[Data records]

################

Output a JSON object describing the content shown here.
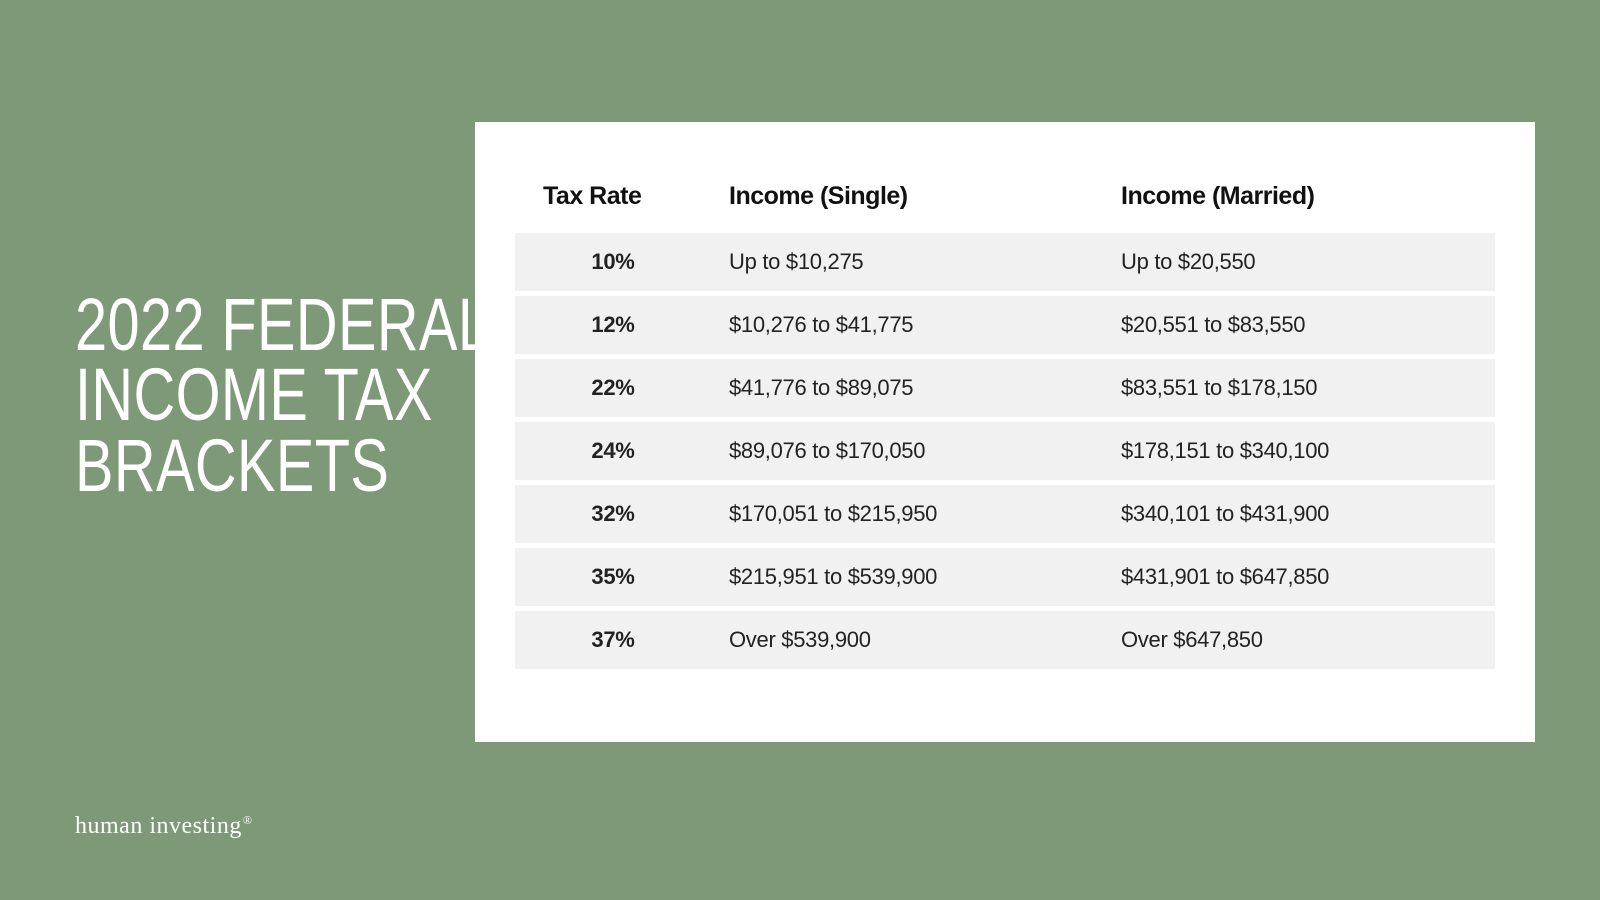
{
  "background_color": "#7e9977",
  "card_background": "#ffffff",
  "row_background": "#f1f1f1",
  "text_color_light": "#ffffff",
  "text_color_dark": "#111111",
  "title": {
    "line1": "2022 FEDERAL",
    "line2": "INCOME TAX",
    "line3": "BRACKETS",
    "fontsize": 74,
    "color": "#ffffff"
  },
  "brand": {
    "text": "human investing",
    "registered": "®",
    "fontsize": 24
  },
  "table": {
    "type": "table",
    "header_fontsize": 25,
    "cell_fontsize": 22,
    "columns": [
      "Tax Rate",
      "Income (Single)",
      "Income (Married)"
    ],
    "rows": [
      {
        "rate": "10%",
        "single": "Up to $10,275",
        "married": "Up to $20,550"
      },
      {
        "rate": "12%",
        "single": "$10,276 to $41,775",
        "married": "$20,551 to $83,550"
      },
      {
        "rate": "22%",
        "single": "$41,776 to $89,075",
        "married": "$83,551 to $178,150"
      },
      {
        "rate": "24%",
        "single": "$89,076 to $170,050",
        "married": "$178,151 to $340,100"
      },
      {
        "rate": "32%",
        "single": "$170,051 to $215,950",
        "married": "$340,101 to $431,900"
      },
      {
        "rate": "35%",
        "single": "$215,951 to $539,900",
        "married": "$431,901 to $647,850"
      },
      {
        "rate": "37%",
        "single": "Over $539,900",
        "married": "Over $647,850"
      }
    ]
  }
}
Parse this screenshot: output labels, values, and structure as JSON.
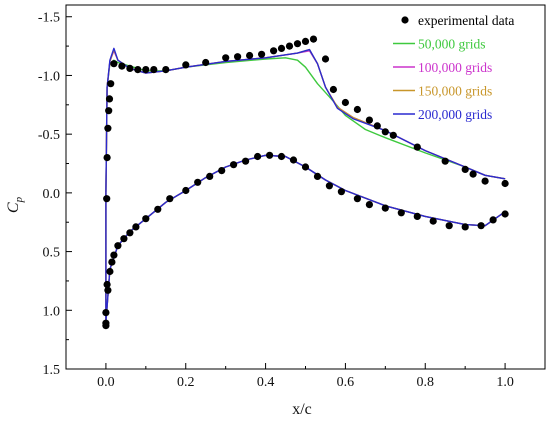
{
  "chart_data": {
    "type": "line",
    "xlabel": "x/c",
    "ylabel_main": "C",
    "ylabel_sub": "p",
    "xlim": [
      -0.1,
      1.1
    ],
    "ylim": [
      1.5,
      -1.6
    ],
    "y_inverted": true,
    "xticks": [
      0.0,
      0.2,
      0.4,
      0.6,
      0.8,
      1.0
    ],
    "xtick_labels": [
      "0.0",
      "0.2",
      "0.4",
      "0.6",
      "0.8",
      "1.0"
    ],
    "yticks": [
      -1.5,
      -1.0,
      -0.5,
      0.0,
      0.5,
      1.0,
      1.5
    ],
    "ytick_labels": [
      "-1.5",
      "-1.0",
      "-0.5",
      "0.0",
      "0.5",
      "1.0",
      "1.5"
    ],
    "grid": false,
    "legend_position": "top-right",
    "experimental": {
      "name": "experimental data",
      "color": "#000000",
      "points": [
        [
          0.0,
          1.13
        ],
        [
          0.0,
          1.11
        ],
        [
          0.0,
          1.02
        ],
        [
          0.005,
          0.83
        ],
        [
          0.003,
          0.78
        ],
        [
          0.01,
          0.67
        ],
        [
          0.015,
          0.59
        ],
        [
          0.02,
          0.53
        ],
        [
          0.03,
          0.45
        ],
        [
          0.045,
          0.39
        ],
        [
          0.06,
          0.34
        ],
        [
          0.075,
          0.29
        ],
        [
          0.1,
          0.22
        ],
        [
          0.13,
          0.14
        ],
        [
          0.16,
          0.05
        ],
        [
          0.2,
          -0.02
        ],
        [
          0.23,
          -0.09
        ],
        [
          0.26,
          -0.14
        ],
        [
          0.29,
          -0.19
        ],
        [
          0.32,
          -0.24
        ],
        [
          0.35,
          -0.27
        ],
        [
          0.38,
          -0.31
        ],
        [
          0.41,
          -0.32
        ],
        [
          0.44,
          -0.31
        ],
        [
          0.47,
          -0.28
        ],
        [
          0.5,
          -0.22
        ],
        [
          0.53,
          -0.14
        ],
        [
          0.56,
          -0.06
        ],
        [
          0.59,
          -0.01
        ],
        [
          0.63,
          0.05
        ],
        [
          0.66,
          0.1
        ],
        [
          0.7,
          0.13
        ],
        [
          0.74,
          0.17
        ],
        [
          0.78,
          0.2
        ],
        [
          0.82,
          0.24
        ],
        [
          0.86,
          0.28
        ],
        [
          0.9,
          0.29
        ],
        [
          0.94,
          0.28
        ],
        [
          0.97,
          0.23
        ],
        [
          1.0,
          0.18
        ],
        [
          0.002,
          0.05
        ],
        [
          0.003,
          -0.3
        ],
        [
          0.005,
          -0.55
        ],
        [
          0.007,
          -0.7
        ],
        [
          0.009,
          -0.8
        ],
        [
          0.012,
          -0.93
        ],
        [
          0.02,
          -1.1
        ],
        [
          0.04,
          -1.08
        ],
        [
          0.06,
          -1.06
        ],
        [
          0.08,
          -1.05
        ],
        [
          0.1,
          -1.05
        ],
        [
          0.12,
          -1.05
        ],
        [
          0.15,
          -1.05
        ],
        [
          0.2,
          -1.09
        ],
        [
          0.25,
          -1.11
        ],
        [
          0.3,
          -1.15
        ],
        [
          0.33,
          -1.16
        ],
        [
          0.36,
          -1.17
        ],
        [
          0.39,
          -1.18
        ],
        [
          0.42,
          -1.21
        ],
        [
          0.44,
          -1.23
        ],
        [
          0.46,
          -1.25
        ],
        [
          0.48,
          -1.27
        ],
        [
          0.5,
          -1.29
        ],
        [
          0.52,
          -1.31
        ],
        [
          0.55,
          -1.14
        ],
        [
          0.57,
          -0.88
        ],
        [
          0.6,
          -0.77
        ],
        [
          0.63,
          -0.71
        ],
        [
          0.66,
          -0.62
        ],
        [
          0.68,
          -0.57
        ],
        [
          0.7,
          -0.52
        ],
        [
          0.72,
          -0.49
        ],
        [
          0.78,
          -0.39
        ],
        [
          0.85,
          -0.27
        ],
        [
          0.9,
          -0.2
        ],
        [
          0.92,
          -0.16
        ],
        [
          0.95,
          -0.1
        ],
        [
          1.0,
          -0.08
        ]
      ]
    },
    "series": [
      {
        "name": "50,000 grids",
        "color": "#3ec93e",
        "upper": [
          [
            0.0,
            0.0
          ],
          [
            0.003,
            -0.9
          ],
          [
            0.01,
            -1.1
          ],
          [
            0.02,
            -1.13
          ],
          [
            0.03,
            -1.11
          ],
          [
            0.06,
            -1.08
          ],
          [
            0.1,
            -1.04
          ],
          [
            0.15,
            -1.04
          ],
          [
            0.2,
            -1.07
          ],
          [
            0.3,
            -1.11
          ],
          [
            0.4,
            -1.14
          ],
          [
            0.45,
            -1.15
          ],
          [
            0.48,
            -1.13
          ],
          [
            0.5,
            -1.07
          ],
          [
            0.53,
            -0.93
          ],
          [
            0.57,
            -0.78
          ],
          [
            0.6,
            -0.66
          ],
          [
            0.65,
            -0.54
          ],
          [
            0.7,
            -0.47
          ],
          [
            0.8,
            -0.34
          ],
          [
            0.9,
            -0.22
          ],
          [
            0.95,
            -0.15
          ],
          [
            1.0,
            -0.12
          ]
        ],
        "lower": [
          [
            0.0,
            0.0
          ],
          [
            0.0,
            1.1
          ],
          [
            0.01,
            0.65
          ],
          [
            0.03,
            0.45
          ],
          [
            0.06,
            0.33
          ],
          [
            0.1,
            0.22
          ],
          [
            0.15,
            0.08
          ],
          [
            0.2,
            -0.02
          ],
          [
            0.25,
            -0.13
          ],
          [
            0.3,
            -0.22
          ],
          [
            0.35,
            -0.28
          ],
          [
            0.4,
            -0.32
          ],
          [
            0.45,
            -0.31
          ],
          [
            0.5,
            -0.22
          ],
          [
            0.55,
            -0.11
          ],
          [
            0.6,
            -0.02
          ],
          [
            0.7,
            0.11
          ],
          [
            0.8,
            0.2
          ],
          [
            0.9,
            0.27
          ],
          [
            0.95,
            0.28
          ],
          [
            1.0,
            0.16
          ]
        ]
      },
      {
        "name": "100,000 grids",
        "color": "#cc33cc",
        "upper": [
          [
            0.0,
            0.0
          ],
          [
            0.003,
            -0.9
          ],
          [
            0.01,
            -1.12
          ],
          [
            0.02,
            -1.21
          ],
          [
            0.03,
            -1.13
          ],
          [
            0.06,
            -1.06
          ],
          [
            0.1,
            -1.02
          ],
          [
            0.15,
            -1.04
          ],
          [
            0.2,
            -1.07
          ],
          [
            0.3,
            -1.12
          ],
          [
            0.4,
            -1.15
          ],
          [
            0.48,
            -1.19
          ],
          [
            0.51,
            -1.21
          ],
          [
            0.53,
            -1.1
          ],
          [
            0.55,
            -0.9
          ],
          [
            0.58,
            -0.73
          ],
          [
            0.62,
            -0.64
          ],
          [
            0.7,
            -0.53
          ],
          [
            0.8,
            -0.36
          ],
          [
            0.9,
            -0.22
          ],
          [
            0.95,
            -0.15
          ],
          [
            1.0,
            -0.12
          ]
        ],
        "lower": [
          [
            0.0,
            0.0
          ],
          [
            0.0,
            1.1
          ],
          [
            0.01,
            0.65
          ],
          [
            0.03,
            0.45
          ],
          [
            0.06,
            0.33
          ],
          [
            0.1,
            0.22
          ],
          [
            0.15,
            0.08
          ],
          [
            0.2,
            -0.02
          ],
          [
            0.25,
            -0.13
          ],
          [
            0.3,
            -0.22
          ],
          [
            0.35,
            -0.28
          ],
          [
            0.4,
            -0.32
          ],
          [
            0.45,
            -0.31
          ],
          [
            0.5,
            -0.22
          ],
          [
            0.55,
            -0.11
          ],
          [
            0.6,
            -0.02
          ],
          [
            0.7,
            0.11
          ],
          [
            0.8,
            0.2
          ],
          [
            0.9,
            0.27
          ],
          [
            0.95,
            0.28
          ],
          [
            1.0,
            0.16
          ]
        ]
      },
      {
        "name": "150,000 grids",
        "color": "#c8962a",
        "upper": [
          [
            0.0,
            0.0
          ],
          [
            0.003,
            -0.9
          ],
          [
            0.01,
            -1.12
          ],
          [
            0.02,
            -1.22
          ],
          [
            0.03,
            -1.13
          ],
          [
            0.06,
            -1.06
          ],
          [
            0.1,
            -1.02
          ],
          [
            0.15,
            -1.04
          ],
          [
            0.2,
            -1.07
          ],
          [
            0.3,
            -1.12
          ],
          [
            0.4,
            -1.15
          ],
          [
            0.48,
            -1.19
          ],
          [
            0.51,
            -1.22
          ],
          [
            0.53,
            -1.1
          ],
          [
            0.55,
            -0.9
          ],
          [
            0.58,
            -0.73
          ],
          [
            0.62,
            -0.64
          ],
          [
            0.7,
            -0.53
          ],
          [
            0.8,
            -0.36
          ],
          [
            0.9,
            -0.22
          ],
          [
            0.95,
            -0.15
          ],
          [
            1.0,
            -0.12
          ]
        ],
        "lower": [
          [
            0.0,
            0.0
          ],
          [
            0.0,
            1.1
          ],
          [
            0.01,
            0.65
          ],
          [
            0.03,
            0.45
          ],
          [
            0.06,
            0.33
          ],
          [
            0.1,
            0.22
          ],
          [
            0.15,
            0.08
          ],
          [
            0.2,
            -0.02
          ],
          [
            0.25,
            -0.13
          ],
          [
            0.3,
            -0.22
          ],
          [
            0.35,
            -0.28
          ],
          [
            0.4,
            -0.32
          ],
          [
            0.45,
            -0.31
          ],
          [
            0.5,
            -0.22
          ],
          [
            0.55,
            -0.11
          ],
          [
            0.6,
            -0.02
          ],
          [
            0.7,
            0.11
          ],
          [
            0.8,
            0.2
          ],
          [
            0.9,
            0.27
          ],
          [
            0.95,
            0.28
          ],
          [
            1.0,
            0.16
          ]
        ]
      },
      {
        "name": "200,000 grids",
        "color": "#2a2ad0",
        "upper": [
          [
            0.0,
            0.0
          ],
          [
            0.003,
            -0.9
          ],
          [
            0.01,
            -1.13
          ],
          [
            0.02,
            -1.23
          ],
          [
            0.03,
            -1.13
          ],
          [
            0.06,
            -1.06
          ],
          [
            0.1,
            -1.02
          ],
          [
            0.15,
            -1.04
          ],
          [
            0.2,
            -1.07
          ],
          [
            0.3,
            -1.12
          ],
          [
            0.4,
            -1.15
          ],
          [
            0.48,
            -1.19
          ],
          [
            0.51,
            -1.22
          ],
          [
            0.53,
            -1.1
          ],
          [
            0.55,
            -0.9
          ],
          [
            0.58,
            -0.72
          ],
          [
            0.62,
            -0.63
          ],
          [
            0.7,
            -0.53
          ],
          [
            0.8,
            -0.36
          ],
          [
            0.9,
            -0.22
          ],
          [
            0.95,
            -0.15
          ],
          [
            1.0,
            -0.12
          ]
        ],
        "lower": [
          [
            0.0,
            0.0
          ],
          [
            0.0,
            1.1
          ],
          [
            0.01,
            0.65
          ],
          [
            0.03,
            0.45
          ],
          [
            0.06,
            0.33
          ],
          [
            0.1,
            0.22
          ],
          [
            0.15,
            0.08
          ],
          [
            0.2,
            -0.02
          ],
          [
            0.25,
            -0.13
          ],
          [
            0.3,
            -0.22
          ],
          [
            0.35,
            -0.28
          ],
          [
            0.4,
            -0.32
          ],
          [
            0.45,
            -0.31
          ],
          [
            0.5,
            -0.22
          ],
          [
            0.55,
            -0.11
          ],
          [
            0.6,
            -0.02
          ],
          [
            0.7,
            0.11
          ],
          [
            0.8,
            0.2
          ],
          [
            0.9,
            0.27
          ],
          [
            0.95,
            0.28
          ],
          [
            1.0,
            0.16
          ]
        ]
      }
    ]
  }
}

################

WHAT THE TASK REQUIRES: Count how many lines contain "grids" and give only that count.

TASK RESPONSE: 4